§ **Do this**:
Each line of the data that includes the string "article" is to be copied out.

§ **Data extract**:
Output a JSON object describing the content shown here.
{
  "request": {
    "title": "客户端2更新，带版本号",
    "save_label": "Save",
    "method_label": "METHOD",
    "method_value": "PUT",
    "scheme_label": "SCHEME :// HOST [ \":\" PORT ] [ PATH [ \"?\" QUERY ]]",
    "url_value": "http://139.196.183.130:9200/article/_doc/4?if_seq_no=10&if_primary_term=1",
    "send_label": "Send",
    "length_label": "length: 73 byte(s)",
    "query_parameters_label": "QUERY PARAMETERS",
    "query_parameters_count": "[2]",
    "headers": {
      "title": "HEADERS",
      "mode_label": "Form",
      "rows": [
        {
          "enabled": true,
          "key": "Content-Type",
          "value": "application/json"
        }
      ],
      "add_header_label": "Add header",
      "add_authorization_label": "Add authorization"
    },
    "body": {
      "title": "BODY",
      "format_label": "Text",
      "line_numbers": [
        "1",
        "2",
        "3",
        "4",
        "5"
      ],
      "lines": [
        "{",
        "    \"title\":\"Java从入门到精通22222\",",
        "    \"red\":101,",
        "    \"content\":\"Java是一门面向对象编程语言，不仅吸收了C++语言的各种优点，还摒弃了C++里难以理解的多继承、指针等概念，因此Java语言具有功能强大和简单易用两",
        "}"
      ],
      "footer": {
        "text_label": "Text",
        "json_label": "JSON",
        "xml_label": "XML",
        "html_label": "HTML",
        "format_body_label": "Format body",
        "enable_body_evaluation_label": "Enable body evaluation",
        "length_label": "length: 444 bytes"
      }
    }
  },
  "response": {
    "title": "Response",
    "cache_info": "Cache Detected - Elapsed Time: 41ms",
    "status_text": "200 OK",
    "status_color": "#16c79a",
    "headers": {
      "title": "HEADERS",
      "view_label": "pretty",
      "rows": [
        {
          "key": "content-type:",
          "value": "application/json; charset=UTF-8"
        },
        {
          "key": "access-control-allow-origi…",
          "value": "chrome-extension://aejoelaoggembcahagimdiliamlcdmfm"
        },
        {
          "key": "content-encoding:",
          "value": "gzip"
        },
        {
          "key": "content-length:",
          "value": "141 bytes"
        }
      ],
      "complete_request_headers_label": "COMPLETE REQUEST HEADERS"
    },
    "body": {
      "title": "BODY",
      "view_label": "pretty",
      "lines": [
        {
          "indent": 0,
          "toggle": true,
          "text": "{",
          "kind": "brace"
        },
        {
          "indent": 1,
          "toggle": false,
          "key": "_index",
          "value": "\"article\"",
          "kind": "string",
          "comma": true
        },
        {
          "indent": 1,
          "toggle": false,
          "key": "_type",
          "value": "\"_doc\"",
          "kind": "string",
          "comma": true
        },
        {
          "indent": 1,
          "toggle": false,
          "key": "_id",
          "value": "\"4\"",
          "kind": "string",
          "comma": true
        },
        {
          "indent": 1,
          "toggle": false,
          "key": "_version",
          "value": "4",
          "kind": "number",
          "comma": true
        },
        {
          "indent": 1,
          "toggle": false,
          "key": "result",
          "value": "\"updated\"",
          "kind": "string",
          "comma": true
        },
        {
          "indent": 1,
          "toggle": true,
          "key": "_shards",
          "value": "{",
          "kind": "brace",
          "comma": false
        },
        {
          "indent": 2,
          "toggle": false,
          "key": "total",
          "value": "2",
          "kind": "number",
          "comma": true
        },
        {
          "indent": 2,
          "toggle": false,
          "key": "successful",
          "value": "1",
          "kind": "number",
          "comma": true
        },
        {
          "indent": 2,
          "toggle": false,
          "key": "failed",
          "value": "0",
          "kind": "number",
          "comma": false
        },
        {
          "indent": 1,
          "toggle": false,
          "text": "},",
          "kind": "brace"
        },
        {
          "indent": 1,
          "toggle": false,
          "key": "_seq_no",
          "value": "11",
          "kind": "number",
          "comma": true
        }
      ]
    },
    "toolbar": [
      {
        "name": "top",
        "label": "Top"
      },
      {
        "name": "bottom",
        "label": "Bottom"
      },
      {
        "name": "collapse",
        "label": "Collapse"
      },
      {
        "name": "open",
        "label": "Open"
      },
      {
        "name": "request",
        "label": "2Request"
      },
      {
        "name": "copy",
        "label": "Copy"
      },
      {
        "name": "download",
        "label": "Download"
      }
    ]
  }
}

§ **Expected answer**:
    "url_value": "http://139.196.183.130:9200/article/_doc/4?if_seq_no=10&if_primary_term=1",
          "value": "\"article\"",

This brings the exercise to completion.